*Exercise:*
Repeat the entries that follow verbatim, without any of their pictures.

*Dataset records:*
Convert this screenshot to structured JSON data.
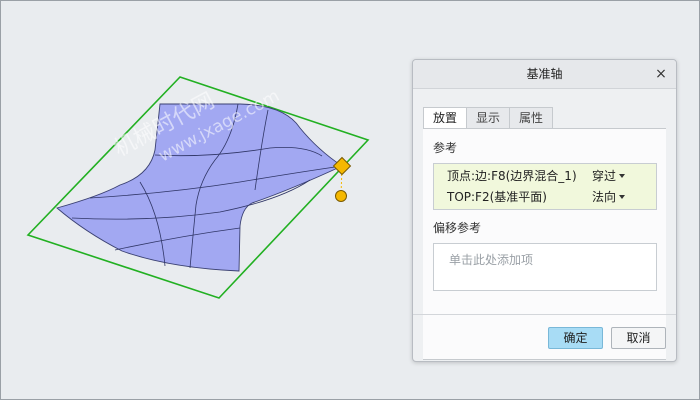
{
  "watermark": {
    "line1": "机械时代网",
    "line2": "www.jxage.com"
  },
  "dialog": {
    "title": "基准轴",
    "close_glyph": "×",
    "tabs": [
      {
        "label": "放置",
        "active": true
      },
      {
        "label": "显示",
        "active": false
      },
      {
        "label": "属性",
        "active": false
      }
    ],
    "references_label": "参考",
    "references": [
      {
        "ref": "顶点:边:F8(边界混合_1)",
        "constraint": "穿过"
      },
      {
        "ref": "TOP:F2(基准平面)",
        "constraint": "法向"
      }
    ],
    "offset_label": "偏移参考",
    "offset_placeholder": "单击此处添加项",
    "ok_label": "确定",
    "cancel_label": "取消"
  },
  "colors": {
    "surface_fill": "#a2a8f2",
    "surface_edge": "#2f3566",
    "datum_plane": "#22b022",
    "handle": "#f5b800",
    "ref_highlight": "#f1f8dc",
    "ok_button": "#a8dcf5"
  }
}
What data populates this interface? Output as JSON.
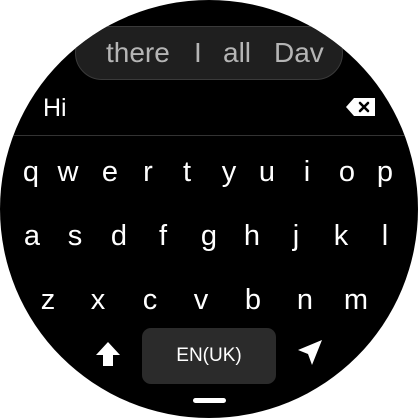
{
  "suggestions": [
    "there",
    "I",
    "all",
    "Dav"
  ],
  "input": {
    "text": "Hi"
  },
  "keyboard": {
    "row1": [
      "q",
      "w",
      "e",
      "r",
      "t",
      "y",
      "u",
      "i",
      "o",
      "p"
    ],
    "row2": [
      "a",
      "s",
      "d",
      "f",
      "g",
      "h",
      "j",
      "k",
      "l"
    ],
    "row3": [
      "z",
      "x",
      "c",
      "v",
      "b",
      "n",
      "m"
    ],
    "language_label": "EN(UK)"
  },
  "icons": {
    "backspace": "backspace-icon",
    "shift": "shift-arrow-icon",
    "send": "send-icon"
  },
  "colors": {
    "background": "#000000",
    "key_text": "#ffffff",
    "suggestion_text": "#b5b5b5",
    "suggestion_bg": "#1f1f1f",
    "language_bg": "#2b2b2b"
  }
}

*Correct response:*
Convert this screenshot to structured JSON data.
{
  "watermark": {
    "line1": "机械时代网",
    "line2": "www.jxage.com"
  },
  "dialog": {
    "title": "基准轴",
    "close_glyph": "×",
    "tabs": [
      {
        "label": "放置",
        "active": true
      },
      {
        "label": "显示",
        "active": false
      },
      {
        "label": "属性",
        "active": false
      }
    ],
    "references_label": "参考",
    "references": [
      {
        "ref": "顶点:边:F8(边界混合_1)",
        "constraint": "穿过"
      },
      {
        "ref": "TOP:F2(基准平面)",
        "constraint": "法向"
      }
    ],
    "offset_label": "偏移参考",
    "offset_placeholder": "单击此处添加项",
    "ok_label": "确定",
    "cancel_label": "取消"
  },
  "colors": {
    "surface_fill": "#a2a8f2",
    "surface_edge": "#2f3566",
    "datum_plane": "#22b022",
    "handle": "#f5b800",
    "ref_highlight": "#f1f8dc",
    "ok_button": "#a8dcf5"
  }
}
What data populates this interface? Output as JSON.
{
  "suggestions": [
    "there",
    "I",
    "all",
    "Dav"
  ],
  "input": {
    "text": "Hi"
  },
  "keyboard": {
    "row1": [
      "q",
      "w",
      "e",
      "r",
      "t",
      "y",
      "u",
      "i",
      "o",
      "p"
    ],
    "row2": [
      "a",
      "s",
      "d",
      "f",
      "g",
      "h",
      "j",
      "k",
      "l"
    ],
    "row3": [
      "z",
      "x",
      "c",
      "v",
      "b",
      "n",
      "m"
    ],
    "language_label": "EN(UK)"
  },
  "icons": {
    "backspace": "backspace-icon",
    "shift": "shift-arrow-icon",
    "send": "send-icon"
  },
  "colors": {
    "background": "#000000",
    "key_text": "#ffffff",
    "suggestion_text": "#b5b5b5",
    "suggestion_bg": "#1f1f1f",
    "language_bg": "#2b2b2b"
  }
}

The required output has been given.